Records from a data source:
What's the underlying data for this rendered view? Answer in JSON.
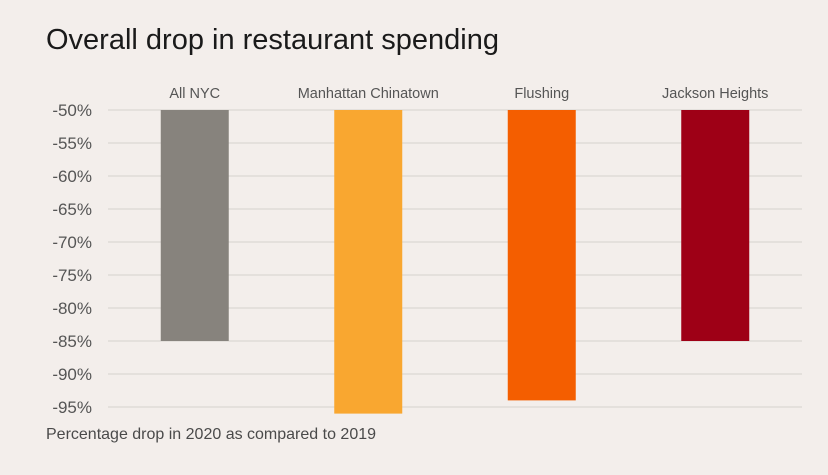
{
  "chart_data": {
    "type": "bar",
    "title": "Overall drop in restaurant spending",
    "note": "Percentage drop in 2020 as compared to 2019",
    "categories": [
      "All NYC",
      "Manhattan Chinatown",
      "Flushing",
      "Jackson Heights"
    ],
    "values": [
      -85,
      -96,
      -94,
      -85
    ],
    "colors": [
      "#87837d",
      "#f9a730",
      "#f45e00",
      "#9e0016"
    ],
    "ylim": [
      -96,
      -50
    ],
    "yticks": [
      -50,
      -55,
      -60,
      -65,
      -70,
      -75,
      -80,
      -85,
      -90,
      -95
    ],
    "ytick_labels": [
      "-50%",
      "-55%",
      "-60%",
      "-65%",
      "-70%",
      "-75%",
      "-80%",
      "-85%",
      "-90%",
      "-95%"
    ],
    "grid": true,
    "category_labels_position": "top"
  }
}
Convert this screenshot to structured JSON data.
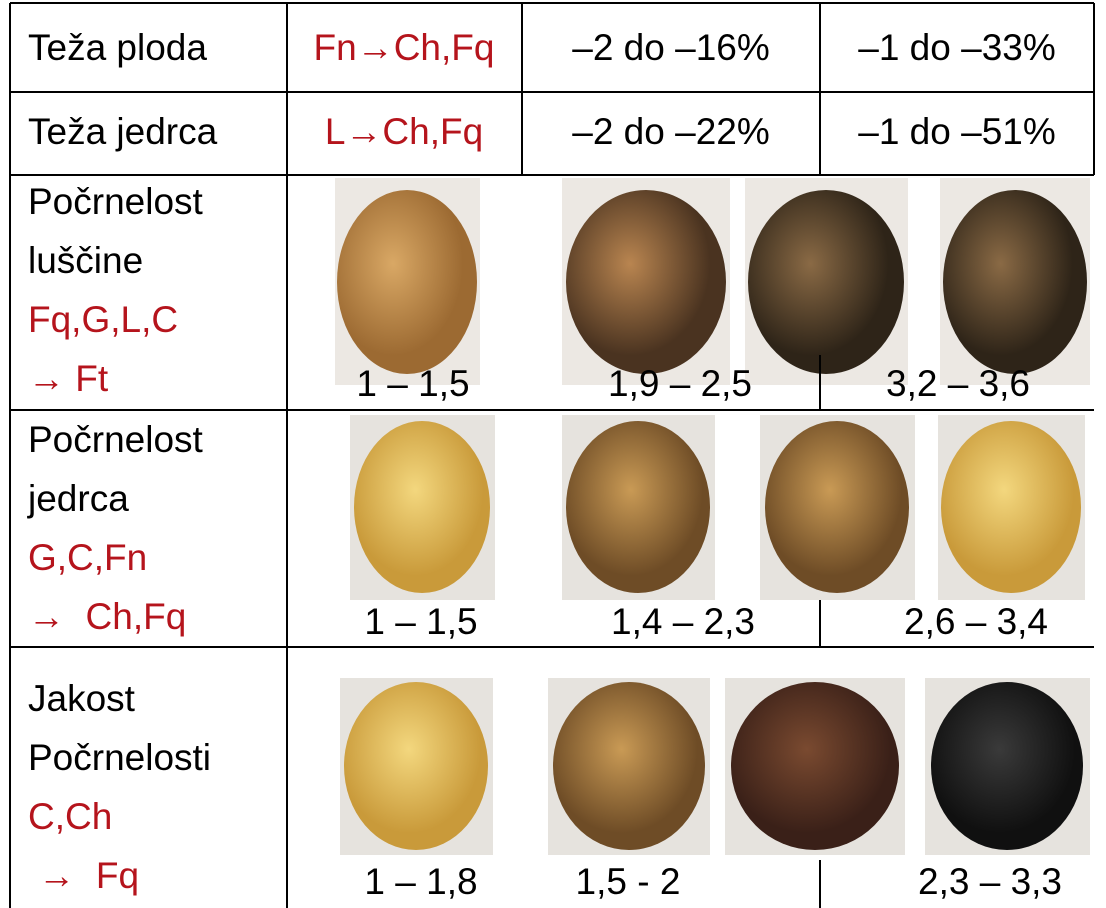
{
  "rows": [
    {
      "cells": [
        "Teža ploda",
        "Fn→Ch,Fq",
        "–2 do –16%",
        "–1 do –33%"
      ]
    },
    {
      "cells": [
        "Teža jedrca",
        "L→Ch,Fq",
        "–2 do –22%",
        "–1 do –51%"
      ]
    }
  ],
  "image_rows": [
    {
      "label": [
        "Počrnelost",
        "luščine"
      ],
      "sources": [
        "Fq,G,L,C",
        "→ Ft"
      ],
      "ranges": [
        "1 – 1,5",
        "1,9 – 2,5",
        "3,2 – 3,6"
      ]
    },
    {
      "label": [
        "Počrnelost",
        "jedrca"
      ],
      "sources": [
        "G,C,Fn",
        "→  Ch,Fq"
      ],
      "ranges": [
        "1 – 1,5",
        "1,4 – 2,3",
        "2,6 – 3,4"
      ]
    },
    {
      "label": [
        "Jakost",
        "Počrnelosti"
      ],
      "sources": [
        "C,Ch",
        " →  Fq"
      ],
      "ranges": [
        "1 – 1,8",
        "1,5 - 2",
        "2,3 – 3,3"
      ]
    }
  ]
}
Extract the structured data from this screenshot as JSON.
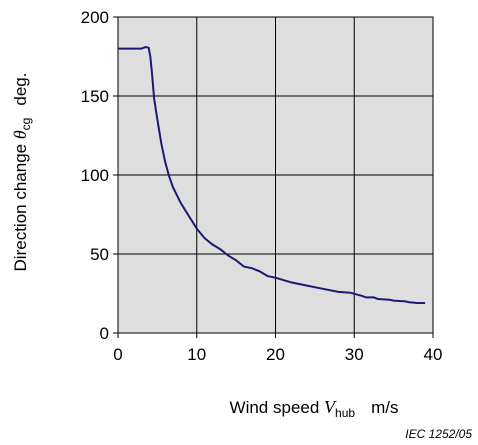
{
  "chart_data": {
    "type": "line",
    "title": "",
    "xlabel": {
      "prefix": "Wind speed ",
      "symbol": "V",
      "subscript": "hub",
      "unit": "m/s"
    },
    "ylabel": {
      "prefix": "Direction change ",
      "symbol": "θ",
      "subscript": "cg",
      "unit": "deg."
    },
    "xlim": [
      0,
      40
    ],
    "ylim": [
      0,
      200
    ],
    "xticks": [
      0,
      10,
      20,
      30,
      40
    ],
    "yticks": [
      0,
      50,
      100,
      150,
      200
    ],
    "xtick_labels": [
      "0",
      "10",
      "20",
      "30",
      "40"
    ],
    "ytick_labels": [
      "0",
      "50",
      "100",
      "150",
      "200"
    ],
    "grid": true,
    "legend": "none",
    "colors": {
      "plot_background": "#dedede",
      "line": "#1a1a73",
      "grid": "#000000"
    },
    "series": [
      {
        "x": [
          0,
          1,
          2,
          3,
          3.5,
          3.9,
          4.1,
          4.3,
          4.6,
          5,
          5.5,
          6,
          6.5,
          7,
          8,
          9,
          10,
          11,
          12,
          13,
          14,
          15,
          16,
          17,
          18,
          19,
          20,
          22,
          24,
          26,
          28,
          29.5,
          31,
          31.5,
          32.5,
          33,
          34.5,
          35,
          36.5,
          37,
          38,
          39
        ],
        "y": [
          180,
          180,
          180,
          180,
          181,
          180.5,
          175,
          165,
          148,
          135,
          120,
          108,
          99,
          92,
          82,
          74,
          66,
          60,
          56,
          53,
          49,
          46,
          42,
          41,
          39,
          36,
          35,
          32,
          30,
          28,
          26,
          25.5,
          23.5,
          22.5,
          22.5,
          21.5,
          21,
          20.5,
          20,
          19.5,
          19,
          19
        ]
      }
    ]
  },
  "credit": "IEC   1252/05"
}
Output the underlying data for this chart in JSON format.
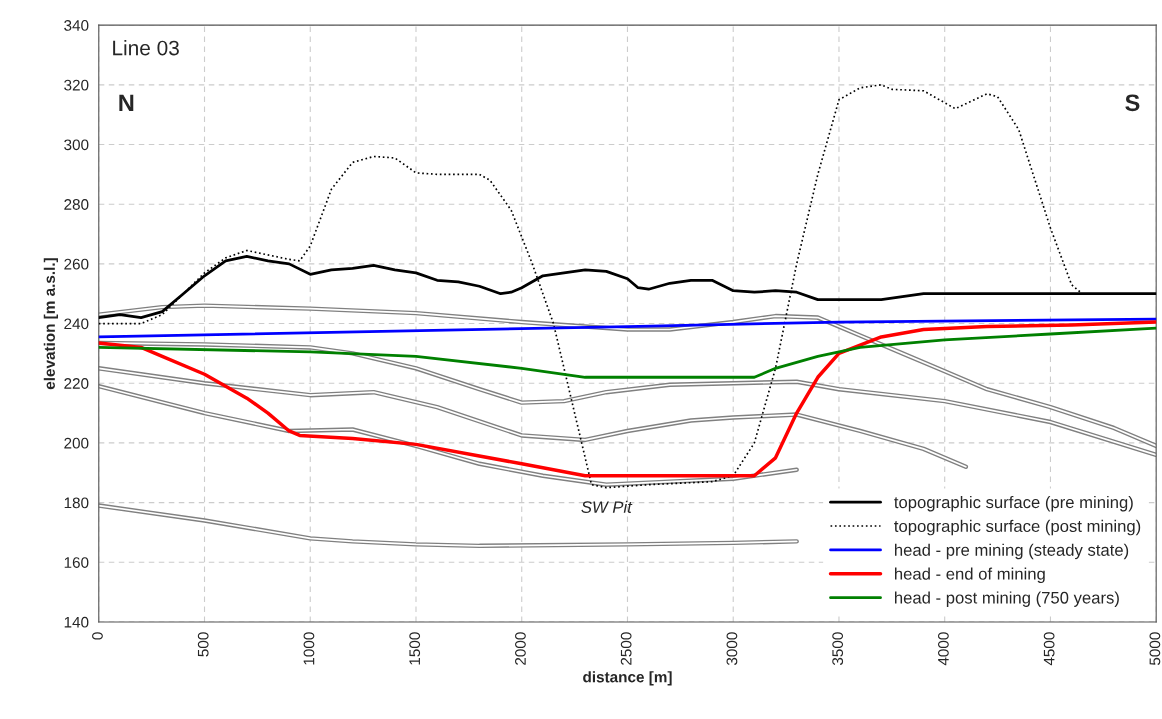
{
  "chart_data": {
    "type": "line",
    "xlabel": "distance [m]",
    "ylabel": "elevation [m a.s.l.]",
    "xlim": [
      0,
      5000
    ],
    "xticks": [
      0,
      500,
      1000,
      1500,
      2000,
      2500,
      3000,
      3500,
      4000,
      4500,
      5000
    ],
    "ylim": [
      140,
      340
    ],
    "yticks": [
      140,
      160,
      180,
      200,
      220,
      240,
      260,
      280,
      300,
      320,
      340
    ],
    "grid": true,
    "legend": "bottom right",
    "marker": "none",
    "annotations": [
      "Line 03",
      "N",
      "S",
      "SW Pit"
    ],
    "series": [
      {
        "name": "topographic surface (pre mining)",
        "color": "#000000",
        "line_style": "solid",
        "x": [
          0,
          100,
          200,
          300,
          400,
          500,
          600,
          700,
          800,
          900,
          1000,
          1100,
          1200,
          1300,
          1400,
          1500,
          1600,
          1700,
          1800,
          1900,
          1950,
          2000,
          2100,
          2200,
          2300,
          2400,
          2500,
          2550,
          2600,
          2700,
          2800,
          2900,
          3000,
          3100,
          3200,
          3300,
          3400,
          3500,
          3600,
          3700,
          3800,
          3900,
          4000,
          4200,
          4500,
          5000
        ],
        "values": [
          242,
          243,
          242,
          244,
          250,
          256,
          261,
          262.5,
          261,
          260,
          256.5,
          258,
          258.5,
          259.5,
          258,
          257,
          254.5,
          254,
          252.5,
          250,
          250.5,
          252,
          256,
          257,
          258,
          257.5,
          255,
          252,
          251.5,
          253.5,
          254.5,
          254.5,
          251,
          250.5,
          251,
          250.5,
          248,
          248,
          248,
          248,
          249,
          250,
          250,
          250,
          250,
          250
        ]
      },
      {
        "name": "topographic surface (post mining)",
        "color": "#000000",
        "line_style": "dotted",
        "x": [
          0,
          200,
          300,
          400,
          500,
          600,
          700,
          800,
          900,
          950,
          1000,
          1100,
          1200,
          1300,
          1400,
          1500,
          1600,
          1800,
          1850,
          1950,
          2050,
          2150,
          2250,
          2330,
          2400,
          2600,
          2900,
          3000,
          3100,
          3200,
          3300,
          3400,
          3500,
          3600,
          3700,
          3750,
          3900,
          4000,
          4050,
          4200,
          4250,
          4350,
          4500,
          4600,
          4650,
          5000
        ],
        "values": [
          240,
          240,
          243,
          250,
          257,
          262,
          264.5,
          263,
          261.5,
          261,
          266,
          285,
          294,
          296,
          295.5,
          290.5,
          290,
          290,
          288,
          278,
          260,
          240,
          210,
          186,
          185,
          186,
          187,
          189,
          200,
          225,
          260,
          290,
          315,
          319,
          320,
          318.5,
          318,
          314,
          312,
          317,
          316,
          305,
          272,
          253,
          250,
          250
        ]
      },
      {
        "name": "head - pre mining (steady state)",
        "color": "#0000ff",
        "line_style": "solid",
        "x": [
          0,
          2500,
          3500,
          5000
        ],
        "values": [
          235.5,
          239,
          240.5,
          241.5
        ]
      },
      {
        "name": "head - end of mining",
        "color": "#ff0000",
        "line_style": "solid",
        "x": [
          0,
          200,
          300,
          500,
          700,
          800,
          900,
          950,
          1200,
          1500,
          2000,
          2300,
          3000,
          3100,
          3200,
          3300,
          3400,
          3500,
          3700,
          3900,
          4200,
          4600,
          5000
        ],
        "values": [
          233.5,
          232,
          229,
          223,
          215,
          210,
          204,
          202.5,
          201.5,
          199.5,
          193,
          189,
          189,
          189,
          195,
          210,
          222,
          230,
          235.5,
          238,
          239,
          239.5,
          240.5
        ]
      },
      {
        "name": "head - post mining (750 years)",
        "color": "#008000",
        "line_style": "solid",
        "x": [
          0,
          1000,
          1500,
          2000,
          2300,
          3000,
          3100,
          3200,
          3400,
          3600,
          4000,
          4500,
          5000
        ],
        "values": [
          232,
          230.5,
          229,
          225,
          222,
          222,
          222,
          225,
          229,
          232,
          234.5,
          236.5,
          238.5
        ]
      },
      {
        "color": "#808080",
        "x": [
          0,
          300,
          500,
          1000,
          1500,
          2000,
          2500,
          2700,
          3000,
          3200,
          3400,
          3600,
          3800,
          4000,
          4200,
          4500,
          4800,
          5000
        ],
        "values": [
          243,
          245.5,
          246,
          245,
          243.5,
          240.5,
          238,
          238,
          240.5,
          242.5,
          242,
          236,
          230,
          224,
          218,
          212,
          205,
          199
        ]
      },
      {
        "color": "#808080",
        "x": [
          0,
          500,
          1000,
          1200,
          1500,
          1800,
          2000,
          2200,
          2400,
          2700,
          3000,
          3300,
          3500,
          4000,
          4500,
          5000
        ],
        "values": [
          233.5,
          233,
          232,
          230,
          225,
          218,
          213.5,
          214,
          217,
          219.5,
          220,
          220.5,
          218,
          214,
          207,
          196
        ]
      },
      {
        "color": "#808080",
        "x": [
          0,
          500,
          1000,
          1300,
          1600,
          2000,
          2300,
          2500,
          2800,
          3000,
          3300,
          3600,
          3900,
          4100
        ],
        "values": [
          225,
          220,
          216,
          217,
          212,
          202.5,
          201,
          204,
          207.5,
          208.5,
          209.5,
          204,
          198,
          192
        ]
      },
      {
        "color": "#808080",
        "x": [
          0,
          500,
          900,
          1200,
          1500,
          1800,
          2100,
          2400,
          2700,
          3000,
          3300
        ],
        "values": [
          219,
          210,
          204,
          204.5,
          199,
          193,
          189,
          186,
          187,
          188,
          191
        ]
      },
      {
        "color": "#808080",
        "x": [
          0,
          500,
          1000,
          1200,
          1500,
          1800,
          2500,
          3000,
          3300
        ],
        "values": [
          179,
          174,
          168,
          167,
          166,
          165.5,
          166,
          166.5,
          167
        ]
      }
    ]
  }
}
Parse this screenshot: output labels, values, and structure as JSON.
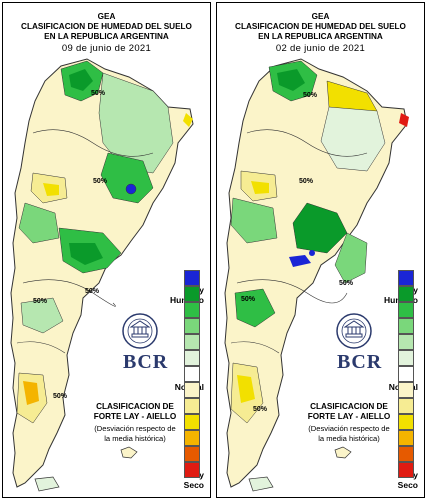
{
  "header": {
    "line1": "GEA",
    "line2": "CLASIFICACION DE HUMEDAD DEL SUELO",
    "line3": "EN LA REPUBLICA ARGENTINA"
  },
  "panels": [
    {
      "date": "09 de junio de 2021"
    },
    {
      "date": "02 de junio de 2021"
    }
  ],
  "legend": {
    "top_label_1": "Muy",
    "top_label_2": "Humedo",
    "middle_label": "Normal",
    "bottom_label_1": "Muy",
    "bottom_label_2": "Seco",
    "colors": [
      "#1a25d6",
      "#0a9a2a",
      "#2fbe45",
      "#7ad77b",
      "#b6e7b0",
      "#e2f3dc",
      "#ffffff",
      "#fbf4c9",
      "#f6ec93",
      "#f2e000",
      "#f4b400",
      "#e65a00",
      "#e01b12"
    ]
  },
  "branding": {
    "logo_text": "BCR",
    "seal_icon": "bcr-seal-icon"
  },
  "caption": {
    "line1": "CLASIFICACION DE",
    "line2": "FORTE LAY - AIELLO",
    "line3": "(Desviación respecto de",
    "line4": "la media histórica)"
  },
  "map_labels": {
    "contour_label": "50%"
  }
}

Exercise aim:
Check each line of the records for "name" and copy the ones that contain it.

Result:
        "name": "topographic surface (pre mining)",
        "name": "topographic surface (post mining)",
        "name": "head - pre mining (steady state)",
        "name": "head - end of mining",
        "name": "head - post mining (750 years)",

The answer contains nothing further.